INSTRUCTION: Copy each of the entries below faithfully, setting aside any pictures.

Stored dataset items
▶

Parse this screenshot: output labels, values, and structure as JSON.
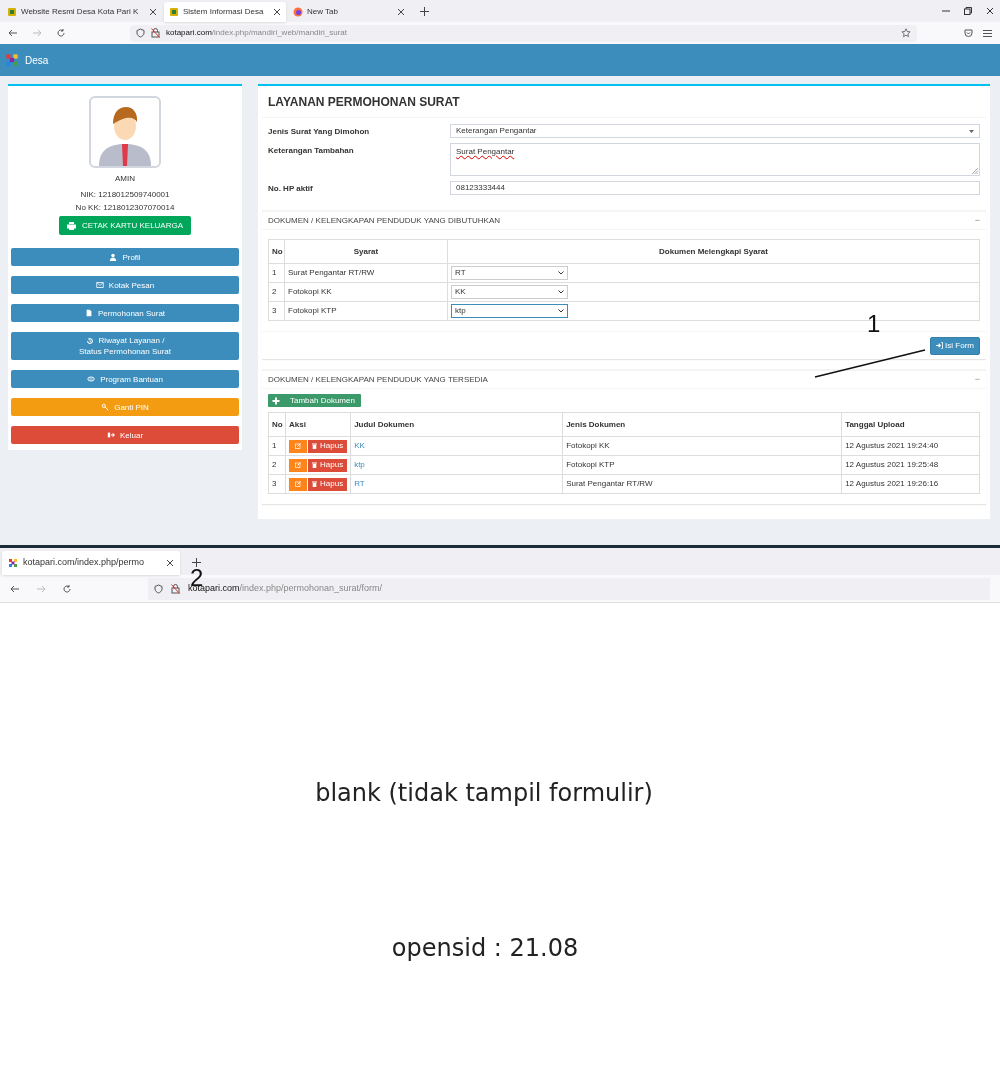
{
  "browser_top": {
    "tabs": [
      {
        "title": "Website Resmi Desa Kota Pari K",
        "selected": false
      },
      {
        "title": "Sistem Informasi Desa",
        "selected": true
      },
      {
        "title": "New Tab",
        "selected": false
      }
    ],
    "url_host": "kotapari.com",
    "url_path": "/index.php/mandiri_web/mandiri_surat"
  },
  "app_header": {
    "title": "Desa"
  },
  "profile": {
    "name": "AMIN",
    "nik": "NIK: 1218012509740001",
    "kk": "No KK: 1218012307070014",
    "print_button": "CETAK KARTU KELUARGA"
  },
  "menu": [
    {
      "lines": [
        "Profil"
      ],
      "color": "#3c8dbc"
    },
    {
      "lines": [
        "Kotak Pesan"
      ],
      "color": "#3c8dbc"
    },
    {
      "lines": [
        "Permohonan Surat"
      ],
      "color": "#3c8dbc"
    },
    {
      "lines": [
        "Riwayat Layanan /",
        "Status Permohonan Surat"
      ],
      "color": "#3c8dbc"
    },
    {
      "lines": [
        "Program Bantuan"
      ],
      "color": "#3c8dbc"
    },
    {
      "lines": [
        "Ganti PIN"
      ],
      "color": "#f39c12"
    },
    {
      "lines": [
        "Keluar"
      ],
      "color": "#dd4b39"
    }
  ],
  "form": {
    "title": "LAYANAN PERMOHONAN SURAT",
    "fields": [
      {
        "label": "Jenis Surat Yang Dimohon",
        "kind": "select",
        "value": "Keterangan Pengantar"
      },
      {
        "label": "Keterangan Tambahan",
        "kind": "textarea",
        "value": "Surat Pengantar"
      },
      {
        "label": "No. HP aktif",
        "kind": "input",
        "value": "08123333444"
      }
    ]
  },
  "required_docs": {
    "title": "DOKUMEN / KELENGKAPAN PENDUDUK YANG DIBUTUHKAN",
    "collapse_symbol": "−",
    "columns": [
      "No",
      "Syarat",
      "Dokumen Melengkapi Syarat"
    ],
    "rows": [
      {
        "no": "1",
        "syarat": "Surat Pengantar RT/RW",
        "document": "RT",
        "focused": false
      },
      {
        "no": "2",
        "syarat": "Fotokopi KK",
        "document": "KK",
        "focused": false
      },
      {
        "no": "3",
        "syarat": "Fotokopi KTP",
        "document": "ktp",
        "focused": true
      }
    ],
    "submit_button": "Isi Form"
  },
  "available_docs": {
    "title": "DOKUMEN / KELENGKAPAN PENDUDUK YANG TERSEDIA",
    "collapse_symbol": "−",
    "add_button": "Tambah Dokumen",
    "columns": [
      "No",
      "Aksi",
      "Judul Dokumen",
      "Jenis Dokumen",
      "Tanggal Upload"
    ],
    "rows": [
      {
        "no": "1",
        "delete_label": "Hapus",
        "title": "KK",
        "type": "Fotokopi KK",
        "uploaded": "12 Agustus 2021 19:24:40"
      },
      {
        "no": "2",
        "delete_label": "Hapus",
        "title": "ktp",
        "type": "Fotokopi KTP",
        "uploaded": "12 Agustus 2021 19:25:48"
      },
      {
        "no": "3",
        "delete_label": "Hapus",
        "title": "RT",
        "type": "Surat Pengantar RT/RW",
        "uploaded": "12 Agustus 2021 19:26:16"
      }
    ]
  },
  "browser_bottom": {
    "tabs": [
      {
        "title": "kotapari.com/index.php/permo",
        "selected": true
      }
    ],
    "url_host": "kotapari.com",
    "url_path": "/index.php/permohonan_surat/form/"
  },
  "notes": [
    "blank (tidak tampil formulir)",
    "opensid : 21.08"
  ],
  "annotations": [
    {
      "label": "1"
    },
    {
      "label": "2"
    }
  ]
}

◀

RESPONSE TO THE TASK:
Parse this screenshot: output labels, values, and structure as JSON.
{
  "browser_top": {
    "tabs": [
      {
        "title": "Website Resmi Desa Kota Pari K",
        "selected": false
      },
      {
        "title": "Sistem Informasi Desa",
        "selected": true
      },
      {
        "title": "New Tab",
        "selected": false
      }
    ],
    "url_host": "kotapari.com",
    "url_path": "/index.php/mandiri_web/mandiri_surat"
  },
  "app_header": {
    "title": "Desa"
  },
  "profile": {
    "name": "AMIN",
    "nik": "NIK: 1218012509740001",
    "kk": "No KK: 1218012307070014",
    "print_button": "CETAK KARTU KELUARGA"
  },
  "menu": [
    {
      "lines": [
        "Profil"
      ],
      "color": "#3c8dbc"
    },
    {
      "lines": [
        "Kotak Pesan"
      ],
      "color": "#3c8dbc"
    },
    {
      "lines": [
        "Permohonan Surat"
      ],
      "color": "#3c8dbc"
    },
    {
      "lines": [
        "Riwayat Layanan /",
        "Status Permohonan Surat"
      ],
      "color": "#3c8dbc"
    },
    {
      "lines": [
        "Program Bantuan"
      ],
      "color": "#3c8dbc"
    },
    {
      "lines": [
        "Ganti PIN"
      ],
      "color": "#f39c12"
    },
    {
      "lines": [
        "Keluar"
      ],
      "color": "#dd4b39"
    }
  ],
  "form": {
    "title": "LAYANAN PERMOHONAN SURAT",
    "fields": [
      {
        "label": "Jenis Surat Yang Dimohon",
        "kind": "select",
        "value": "Keterangan Pengantar"
      },
      {
        "label": "Keterangan Tambahan",
        "kind": "textarea",
        "value": "Surat Pengantar"
      },
      {
        "label": "No. HP aktif",
        "kind": "input",
        "value": "08123333444"
      }
    ]
  },
  "required_docs": {
    "title": "DOKUMEN / KELENGKAPAN PENDUDUK YANG DIBUTUHKAN",
    "collapse_symbol": "−",
    "columns": [
      "No",
      "Syarat",
      "Dokumen Melengkapi Syarat"
    ],
    "rows": [
      {
        "no": "1",
        "syarat": "Surat Pengantar RT/RW",
        "document": "RT",
        "focused": false
      },
      {
        "no": "2",
        "syarat": "Fotokopi KK",
        "document": "KK",
        "focused": false
      },
      {
        "no": "3",
        "syarat": "Fotokopi KTP",
        "document": "ktp",
        "focused": true
      }
    ],
    "submit_button": "Isi Form"
  },
  "available_docs": {
    "title": "DOKUMEN / KELENGKAPAN PENDUDUK YANG TERSEDIA",
    "collapse_symbol": "−",
    "add_button": "Tambah Dokumen",
    "columns": [
      "No",
      "Aksi",
      "Judul Dokumen",
      "Jenis Dokumen",
      "Tanggal Upload"
    ],
    "rows": [
      {
        "no": "1",
        "delete_label": "Hapus",
        "title": "KK",
        "type": "Fotokopi KK",
        "uploaded": "12 Agustus 2021 19:24:40"
      },
      {
        "no": "2",
        "delete_label": "Hapus",
        "title": "ktp",
        "type": "Fotokopi KTP",
        "uploaded": "12 Agustus 2021 19:25:48"
      },
      {
        "no": "3",
        "delete_label": "Hapus",
        "title": "RT",
        "type": "Surat Pengantar RT/RW",
        "uploaded": "12 Agustus 2021 19:26:16"
      }
    ]
  },
  "browser_bottom": {
    "tabs": [
      {
        "title": "kotapari.com/index.php/permo",
        "selected": true
      }
    ],
    "url_host": "kotapari.com",
    "url_path": "/index.php/permohonan_surat/form/"
  },
  "notes": [
    "blank (tidak tampil formulir)",
    "opensid : 21.08"
  ],
  "annotations": [
    {
      "label": "1"
    },
    {
      "label": "2"
    }
  ]
}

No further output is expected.